### Exercise
Tally up how many lines in the listing below contain the string "this", and give only the total.

### Provided records
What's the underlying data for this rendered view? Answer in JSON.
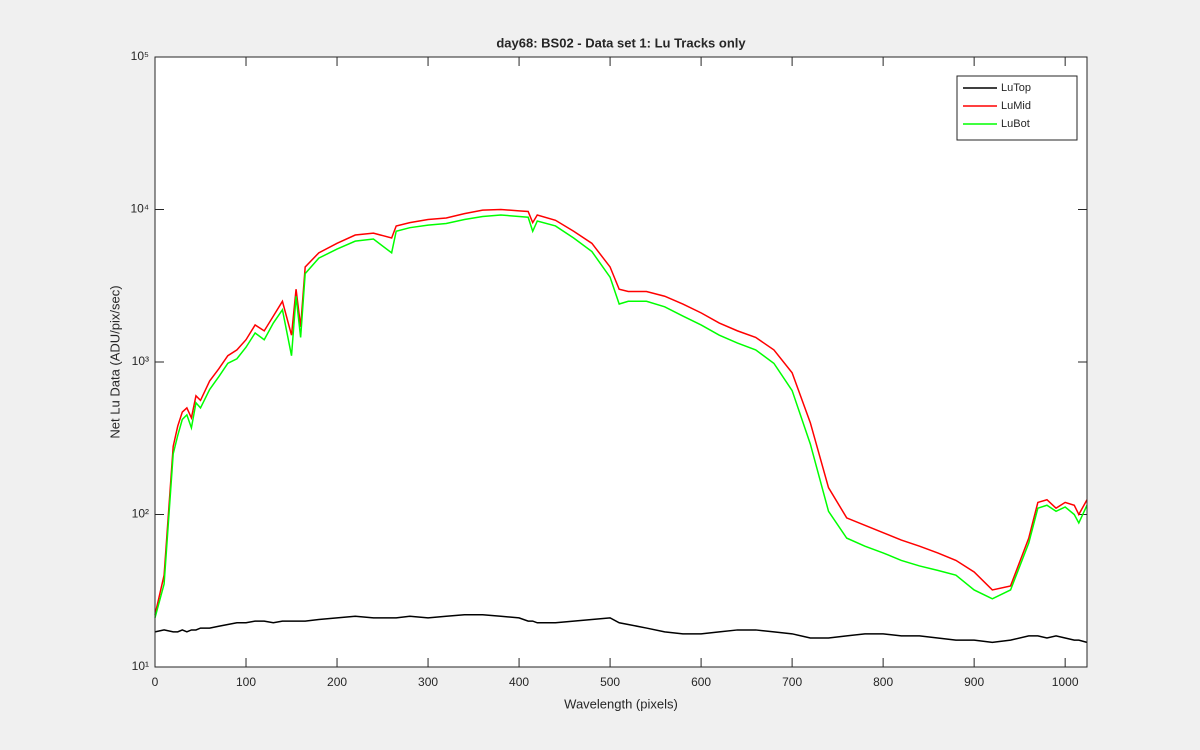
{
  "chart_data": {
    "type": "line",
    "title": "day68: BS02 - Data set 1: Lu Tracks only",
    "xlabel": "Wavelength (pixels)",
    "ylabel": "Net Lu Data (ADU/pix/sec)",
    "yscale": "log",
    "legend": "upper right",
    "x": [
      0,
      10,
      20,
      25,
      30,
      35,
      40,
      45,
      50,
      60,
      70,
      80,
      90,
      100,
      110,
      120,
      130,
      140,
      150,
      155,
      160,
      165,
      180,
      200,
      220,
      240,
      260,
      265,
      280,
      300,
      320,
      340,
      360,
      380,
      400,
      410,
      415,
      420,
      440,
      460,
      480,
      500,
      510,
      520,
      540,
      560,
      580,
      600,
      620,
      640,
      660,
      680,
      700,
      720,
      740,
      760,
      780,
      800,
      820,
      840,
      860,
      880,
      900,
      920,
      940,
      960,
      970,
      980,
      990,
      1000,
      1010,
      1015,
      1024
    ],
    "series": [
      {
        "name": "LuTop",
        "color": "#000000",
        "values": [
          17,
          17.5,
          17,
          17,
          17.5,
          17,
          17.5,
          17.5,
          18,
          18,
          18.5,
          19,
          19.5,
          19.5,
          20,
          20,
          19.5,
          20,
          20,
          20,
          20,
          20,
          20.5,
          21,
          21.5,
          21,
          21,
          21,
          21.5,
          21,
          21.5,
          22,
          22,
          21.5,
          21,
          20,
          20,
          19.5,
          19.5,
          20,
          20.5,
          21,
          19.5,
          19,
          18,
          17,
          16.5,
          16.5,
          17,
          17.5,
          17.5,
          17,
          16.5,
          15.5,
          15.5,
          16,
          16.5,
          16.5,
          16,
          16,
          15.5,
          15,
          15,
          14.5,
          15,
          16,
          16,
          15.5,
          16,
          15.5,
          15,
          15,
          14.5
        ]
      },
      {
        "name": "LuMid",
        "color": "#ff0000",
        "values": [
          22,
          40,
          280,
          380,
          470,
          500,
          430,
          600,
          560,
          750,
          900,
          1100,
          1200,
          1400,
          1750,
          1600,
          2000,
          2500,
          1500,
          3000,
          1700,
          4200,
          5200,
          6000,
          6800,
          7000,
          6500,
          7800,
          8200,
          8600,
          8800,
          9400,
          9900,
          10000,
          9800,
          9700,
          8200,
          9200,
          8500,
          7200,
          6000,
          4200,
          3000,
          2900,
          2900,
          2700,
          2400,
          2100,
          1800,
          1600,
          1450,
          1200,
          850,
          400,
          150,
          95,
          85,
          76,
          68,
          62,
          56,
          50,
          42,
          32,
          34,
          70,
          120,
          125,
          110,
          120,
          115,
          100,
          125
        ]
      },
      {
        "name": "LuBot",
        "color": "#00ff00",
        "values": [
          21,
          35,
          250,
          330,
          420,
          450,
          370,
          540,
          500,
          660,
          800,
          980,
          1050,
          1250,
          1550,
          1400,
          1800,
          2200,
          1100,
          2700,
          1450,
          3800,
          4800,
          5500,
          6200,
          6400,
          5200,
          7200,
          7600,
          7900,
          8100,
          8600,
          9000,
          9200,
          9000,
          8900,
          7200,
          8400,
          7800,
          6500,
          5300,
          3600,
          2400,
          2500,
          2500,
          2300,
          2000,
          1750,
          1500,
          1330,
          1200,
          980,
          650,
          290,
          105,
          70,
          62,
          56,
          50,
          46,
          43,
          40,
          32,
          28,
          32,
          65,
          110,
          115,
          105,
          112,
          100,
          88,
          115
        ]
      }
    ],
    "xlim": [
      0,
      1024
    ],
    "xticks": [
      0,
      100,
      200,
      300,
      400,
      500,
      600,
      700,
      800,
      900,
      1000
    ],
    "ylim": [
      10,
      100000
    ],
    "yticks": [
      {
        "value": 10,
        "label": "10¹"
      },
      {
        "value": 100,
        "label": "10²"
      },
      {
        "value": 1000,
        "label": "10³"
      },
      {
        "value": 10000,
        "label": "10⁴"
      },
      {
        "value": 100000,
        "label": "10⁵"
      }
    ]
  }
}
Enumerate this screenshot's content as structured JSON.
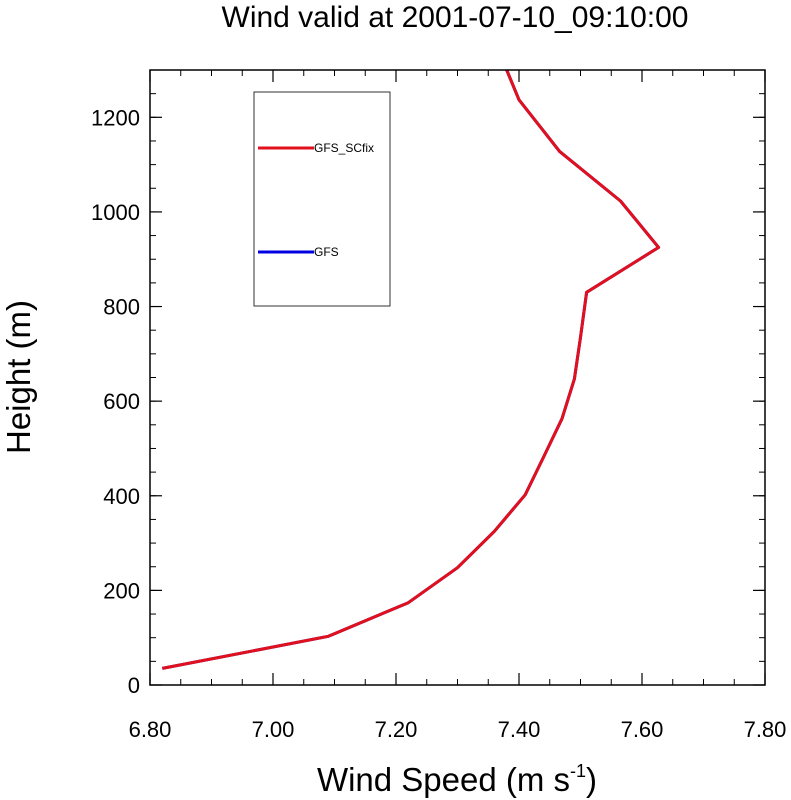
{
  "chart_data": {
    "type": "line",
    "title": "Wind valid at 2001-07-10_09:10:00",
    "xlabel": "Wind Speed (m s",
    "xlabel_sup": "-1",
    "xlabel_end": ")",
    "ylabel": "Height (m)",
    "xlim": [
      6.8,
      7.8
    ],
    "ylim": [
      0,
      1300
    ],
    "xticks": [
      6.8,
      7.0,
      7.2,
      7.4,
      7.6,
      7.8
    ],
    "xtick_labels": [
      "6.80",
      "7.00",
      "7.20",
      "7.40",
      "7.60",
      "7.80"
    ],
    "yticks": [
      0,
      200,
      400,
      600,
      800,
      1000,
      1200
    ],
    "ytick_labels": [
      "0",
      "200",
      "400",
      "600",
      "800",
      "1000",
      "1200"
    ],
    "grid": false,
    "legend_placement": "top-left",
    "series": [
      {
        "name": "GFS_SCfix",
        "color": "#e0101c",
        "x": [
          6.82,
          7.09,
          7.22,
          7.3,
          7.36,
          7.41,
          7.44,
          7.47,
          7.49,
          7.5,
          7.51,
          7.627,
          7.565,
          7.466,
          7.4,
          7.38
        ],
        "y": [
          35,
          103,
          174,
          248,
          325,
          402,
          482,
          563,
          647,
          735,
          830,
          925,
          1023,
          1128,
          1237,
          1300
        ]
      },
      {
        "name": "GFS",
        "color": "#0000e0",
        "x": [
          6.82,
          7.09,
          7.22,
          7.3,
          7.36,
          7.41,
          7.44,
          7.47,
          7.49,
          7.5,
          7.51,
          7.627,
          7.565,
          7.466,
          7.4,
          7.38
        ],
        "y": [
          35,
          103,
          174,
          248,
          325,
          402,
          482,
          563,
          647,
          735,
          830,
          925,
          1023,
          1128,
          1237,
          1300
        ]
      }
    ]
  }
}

---

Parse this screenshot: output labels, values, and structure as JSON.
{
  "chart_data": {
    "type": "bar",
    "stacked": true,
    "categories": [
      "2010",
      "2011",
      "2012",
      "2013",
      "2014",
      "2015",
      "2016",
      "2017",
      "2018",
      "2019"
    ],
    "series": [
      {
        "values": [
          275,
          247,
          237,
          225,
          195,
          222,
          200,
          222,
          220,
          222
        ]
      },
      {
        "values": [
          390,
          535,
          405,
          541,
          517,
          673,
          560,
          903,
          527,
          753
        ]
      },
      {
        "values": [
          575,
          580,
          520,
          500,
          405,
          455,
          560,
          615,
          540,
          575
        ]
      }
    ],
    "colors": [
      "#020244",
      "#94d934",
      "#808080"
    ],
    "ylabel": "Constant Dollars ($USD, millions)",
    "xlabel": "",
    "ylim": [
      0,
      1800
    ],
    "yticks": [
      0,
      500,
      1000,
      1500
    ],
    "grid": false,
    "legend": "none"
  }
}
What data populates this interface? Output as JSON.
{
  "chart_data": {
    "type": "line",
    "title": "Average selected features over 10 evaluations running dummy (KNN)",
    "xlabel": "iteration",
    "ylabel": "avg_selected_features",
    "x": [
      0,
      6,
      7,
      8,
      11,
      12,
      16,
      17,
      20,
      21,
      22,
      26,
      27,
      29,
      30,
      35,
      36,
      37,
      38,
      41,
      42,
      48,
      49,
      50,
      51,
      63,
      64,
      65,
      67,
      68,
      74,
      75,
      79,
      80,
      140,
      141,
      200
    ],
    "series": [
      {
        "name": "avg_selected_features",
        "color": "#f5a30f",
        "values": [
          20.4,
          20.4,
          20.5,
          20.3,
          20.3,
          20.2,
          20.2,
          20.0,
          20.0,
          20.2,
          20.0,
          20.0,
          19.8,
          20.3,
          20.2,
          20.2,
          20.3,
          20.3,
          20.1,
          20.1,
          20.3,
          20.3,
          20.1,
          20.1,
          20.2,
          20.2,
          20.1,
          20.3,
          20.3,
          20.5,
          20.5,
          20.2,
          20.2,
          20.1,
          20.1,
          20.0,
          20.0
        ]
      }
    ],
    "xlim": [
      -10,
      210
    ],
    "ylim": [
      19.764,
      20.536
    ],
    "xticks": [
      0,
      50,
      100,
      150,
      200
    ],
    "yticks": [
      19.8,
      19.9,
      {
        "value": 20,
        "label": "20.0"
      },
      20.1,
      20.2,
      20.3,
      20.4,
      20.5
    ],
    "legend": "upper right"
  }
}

==

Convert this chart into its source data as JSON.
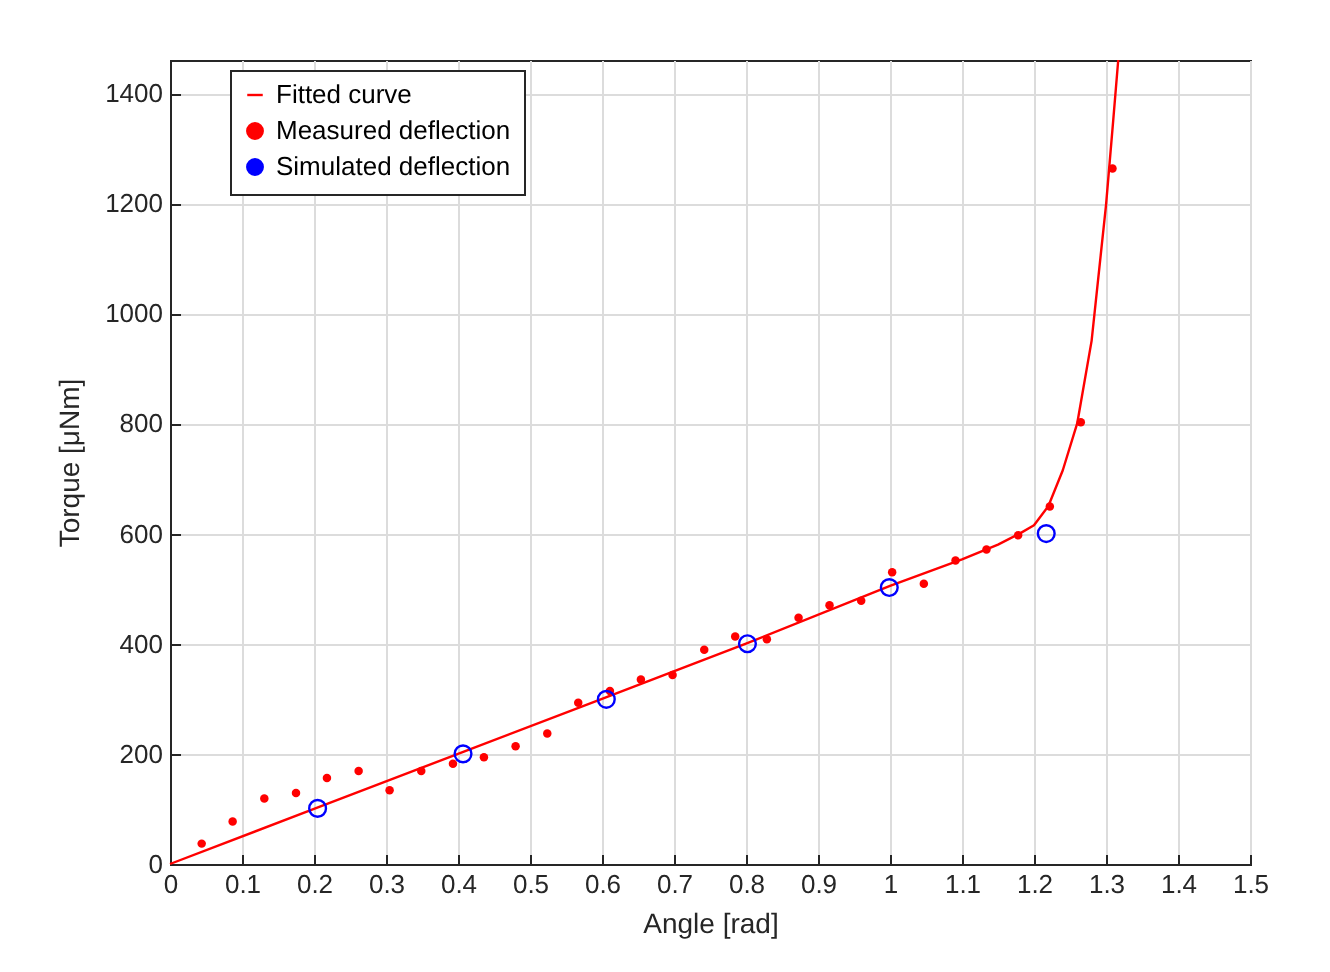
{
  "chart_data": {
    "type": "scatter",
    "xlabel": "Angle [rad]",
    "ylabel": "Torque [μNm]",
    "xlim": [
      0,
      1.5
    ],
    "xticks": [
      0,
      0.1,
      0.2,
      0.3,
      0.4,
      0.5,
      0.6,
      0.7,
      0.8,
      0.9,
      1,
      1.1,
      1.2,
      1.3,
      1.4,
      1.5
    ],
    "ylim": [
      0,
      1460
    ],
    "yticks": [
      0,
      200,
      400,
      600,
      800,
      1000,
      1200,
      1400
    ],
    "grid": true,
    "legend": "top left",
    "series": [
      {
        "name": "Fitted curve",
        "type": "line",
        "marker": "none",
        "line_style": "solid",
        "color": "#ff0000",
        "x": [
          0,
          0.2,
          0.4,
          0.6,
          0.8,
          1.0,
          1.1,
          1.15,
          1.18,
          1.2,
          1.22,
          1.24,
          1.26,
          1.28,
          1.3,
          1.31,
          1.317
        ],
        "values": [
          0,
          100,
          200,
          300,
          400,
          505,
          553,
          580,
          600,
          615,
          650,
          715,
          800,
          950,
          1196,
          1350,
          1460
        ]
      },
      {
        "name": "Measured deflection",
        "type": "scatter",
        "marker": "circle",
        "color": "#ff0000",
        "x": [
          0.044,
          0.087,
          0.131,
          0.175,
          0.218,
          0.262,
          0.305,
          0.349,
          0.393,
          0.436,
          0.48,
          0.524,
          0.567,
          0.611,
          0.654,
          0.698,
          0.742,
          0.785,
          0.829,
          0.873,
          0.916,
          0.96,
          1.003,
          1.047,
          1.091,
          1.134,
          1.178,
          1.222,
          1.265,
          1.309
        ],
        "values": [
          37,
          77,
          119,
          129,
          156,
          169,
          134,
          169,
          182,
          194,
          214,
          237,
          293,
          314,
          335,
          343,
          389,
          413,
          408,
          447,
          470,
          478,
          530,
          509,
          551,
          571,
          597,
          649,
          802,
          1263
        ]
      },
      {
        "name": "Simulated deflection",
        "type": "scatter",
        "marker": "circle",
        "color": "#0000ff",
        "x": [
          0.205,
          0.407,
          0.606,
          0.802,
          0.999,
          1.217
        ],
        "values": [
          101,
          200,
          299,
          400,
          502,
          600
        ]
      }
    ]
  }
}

### Result below
5